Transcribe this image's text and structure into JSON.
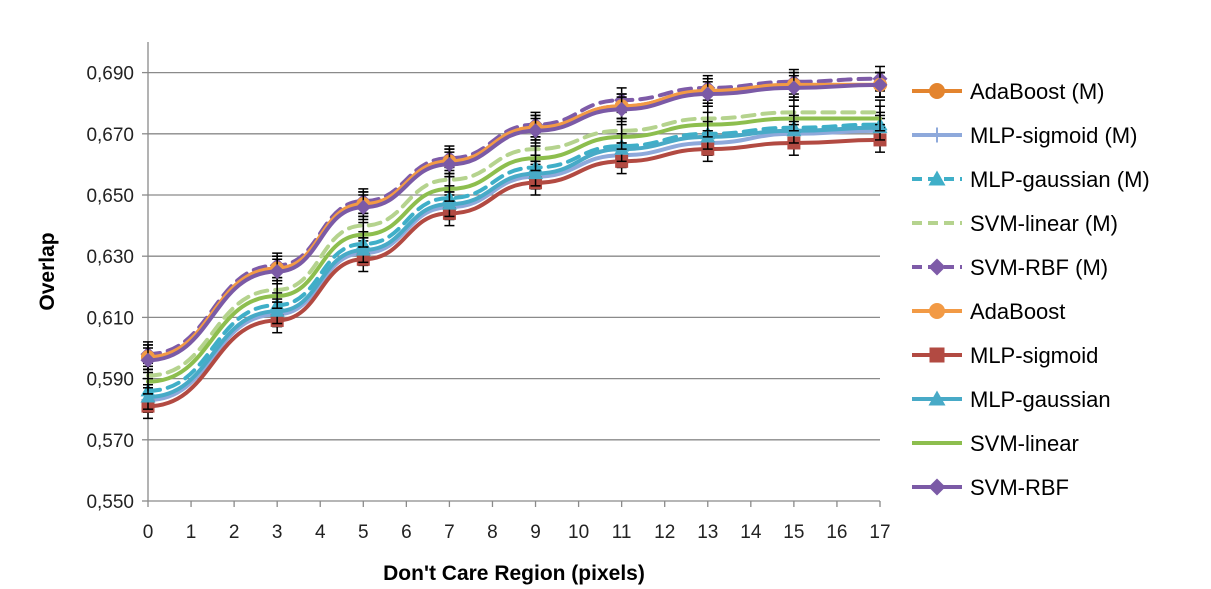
{
  "chart_data": {
    "type": "line",
    "title": "",
    "xlabel": "Don't Care Region (pixels)",
    "ylabel": "Overlap",
    "x_ticks": [
      "0",
      "1",
      "2",
      "3",
      "4",
      "5",
      "6",
      "7",
      "8",
      "9",
      "10",
      "11",
      "12",
      "13",
      "14",
      "15",
      "16",
      "17"
    ],
    "y_ticks": [
      "0,550",
      "0,570",
      "0,590",
      "0,610",
      "0,630",
      "0,650",
      "0,670",
      "0,690"
    ],
    "xlim": [
      0,
      17
    ],
    "ylim": [
      0.55,
      0.7
    ],
    "grid": "horizontal",
    "legend_position": "right",
    "error_bars": true,
    "x": [
      0,
      3,
      5,
      7,
      9,
      11,
      13,
      15,
      17
    ],
    "series": [
      {
        "name": "AdaBoost (M)",
        "color": "#E3842E",
        "dash": false,
        "marker": "circle",
        "values": [
          0.597,
          0.626,
          0.647,
          0.661,
          0.672,
          0.679,
          0.684,
          0.686,
          0.686
        ],
        "err": 0.004
      },
      {
        "name": "MLP-sigmoid (M)",
        "color": "#8EA9DB",
        "dash": false,
        "marker": "plus",
        "values": [
          0.583,
          0.611,
          0.631,
          0.646,
          0.656,
          0.663,
          0.667,
          0.67,
          0.671
        ],
        "err": 0.004
      },
      {
        "name": "MLP-gaussian (M)",
        "color": "#3FAFC8",
        "dash": true,
        "marker": "triangle",
        "values": [
          0.586,
          0.614,
          0.634,
          0.649,
          0.659,
          0.666,
          0.67,
          0.672,
          0.673
        ],
        "err": 0.004
      },
      {
        "name": "SVM-linear (M)",
        "color": "#B5D38E",
        "dash": true,
        "marker": "none",
        "values": [
          0.591,
          0.619,
          0.64,
          0.655,
          0.665,
          0.671,
          0.675,
          0.677,
          0.677
        ],
        "err": 0.004
      },
      {
        "name": "SVM-RBF (M)",
        "color": "#7E5BA8",
        "dash": true,
        "marker": "diamond",
        "values": [
          0.598,
          0.627,
          0.648,
          0.662,
          0.673,
          0.681,
          0.685,
          0.687,
          0.688
        ],
        "err": 0.004
      },
      {
        "name": "AdaBoost",
        "color": "#F29A45",
        "dash": false,
        "marker": "circle",
        "values": [
          0.597,
          0.626,
          0.647,
          0.661,
          0.672,
          0.679,
          0.684,
          0.686,
          0.686
        ],
        "err": 0.004
      },
      {
        "name": "MLP-sigmoid",
        "color": "#B24A42",
        "dash": false,
        "marker": "square",
        "values": [
          0.581,
          0.609,
          0.629,
          0.644,
          0.654,
          0.661,
          0.665,
          0.667,
          0.668
        ],
        "err": 0.004
      },
      {
        "name": "MLP-gaussian",
        "color": "#48AAC7",
        "dash": false,
        "marker": "triangle",
        "values": [
          0.584,
          0.612,
          0.632,
          0.647,
          0.657,
          0.665,
          0.669,
          0.671,
          0.672
        ],
        "err": 0.004
      },
      {
        "name": "SVM-linear",
        "color": "#8DBE4E",
        "dash": false,
        "marker": "none",
        "values": [
          0.589,
          0.617,
          0.637,
          0.652,
          0.662,
          0.669,
          0.673,
          0.675,
          0.675
        ],
        "err": 0.004
      },
      {
        "name": "SVM-RBF",
        "color": "#7B5AA6",
        "dash": false,
        "marker": "diamond",
        "values": [
          0.596,
          0.625,
          0.646,
          0.66,
          0.671,
          0.678,
          0.683,
          0.685,
          0.686
        ],
        "err": 0.004
      }
    ]
  }
}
§
◆ **What to produce**: Write out every record above exactly as it stands, but leave out the pictures.

◆ **Written response**:
Transcribe this image's text and structure into JSON.
{
  "chart_data": {
    "type": "line",
    "title": "",
    "xlabel": "Don't Care Region (pixels)",
    "ylabel": "Overlap",
    "x_ticks": [
      "0",
      "1",
      "2",
      "3",
      "4",
      "5",
      "6",
      "7",
      "8",
      "9",
      "10",
      "11",
      "12",
      "13",
      "14",
      "15",
      "16",
      "17"
    ],
    "y_ticks": [
      "0,550",
      "0,570",
      "0,590",
      "0,610",
      "0,630",
      "0,650",
      "0,670",
      "0,690"
    ],
    "xlim": [
      0,
      17
    ],
    "ylim": [
      0.55,
      0.7
    ],
    "grid": "horizontal",
    "legend_position": "right",
    "error_bars": true,
    "x": [
      0,
      3,
      5,
      7,
      9,
      11,
      13,
      15,
      17
    ],
    "series": [
      {
        "name": "AdaBoost (M)",
        "color": "#E3842E",
        "dash": false,
        "marker": "circle",
        "values": [
          0.597,
          0.626,
          0.647,
          0.661,
          0.672,
          0.679,
          0.684,
          0.686,
          0.686
        ],
        "err": 0.004
      },
      {
        "name": "MLP-sigmoid (M)",
        "color": "#8EA9DB",
        "dash": false,
        "marker": "plus",
        "values": [
          0.583,
          0.611,
          0.631,
          0.646,
          0.656,
          0.663,
          0.667,
          0.67,
          0.671
        ],
        "err": 0.004
      },
      {
        "name": "MLP-gaussian (M)",
        "color": "#3FAFC8",
        "dash": true,
        "marker": "triangle",
        "values": [
          0.586,
          0.614,
          0.634,
          0.649,
          0.659,
          0.666,
          0.67,
          0.672,
          0.673
        ],
        "err": 0.004
      },
      {
        "name": "SVM-linear (M)",
        "color": "#B5D38E",
        "dash": true,
        "marker": "none",
        "values": [
          0.591,
          0.619,
          0.64,
          0.655,
          0.665,
          0.671,
          0.675,
          0.677,
          0.677
        ],
        "err": 0.004
      },
      {
        "name": "SVM-RBF (M)",
        "color": "#7E5BA8",
        "dash": true,
        "marker": "diamond",
        "values": [
          0.598,
          0.627,
          0.648,
          0.662,
          0.673,
          0.681,
          0.685,
          0.687,
          0.688
        ],
        "err": 0.004
      },
      {
        "name": "AdaBoost",
        "color": "#F29A45",
        "dash": false,
        "marker": "circle",
        "values": [
          0.597,
          0.626,
          0.647,
          0.661,
          0.672,
          0.679,
          0.684,
          0.686,
          0.686
        ],
        "err": 0.004
      },
      {
        "name": "MLP-sigmoid",
        "color": "#B24A42",
        "dash": false,
        "marker": "square",
        "values": [
          0.581,
          0.609,
          0.629,
          0.644,
          0.654,
          0.661,
          0.665,
          0.667,
          0.668
        ],
        "err": 0.004
      },
      {
        "name": "MLP-gaussian",
        "color": "#48AAC7",
        "dash": false,
        "marker": "triangle",
        "values": [
          0.584,
          0.612,
          0.632,
          0.647,
          0.657,
          0.665,
          0.669,
          0.671,
          0.672
        ],
        "err": 0.004
      },
      {
        "name": "SVM-linear",
        "color": "#8DBE4E",
        "dash": false,
        "marker": "none",
        "values": [
          0.589,
          0.617,
          0.637,
          0.652,
          0.662,
          0.669,
          0.673,
          0.675,
          0.675
        ],
        "err": 0.004
      },
      {
        "name": "SVM-RBF",
        "color": "#7B5AA6",
        "dash": false,
        "marker": "diamond",
        "values": [
          0.596,
          0.625,
          0.646,
          0.66,
          0.671,
          0.678,
          0.683,
          0.685,
          0.686
        ],
        "err": 0.004
      }
    ]
  }
}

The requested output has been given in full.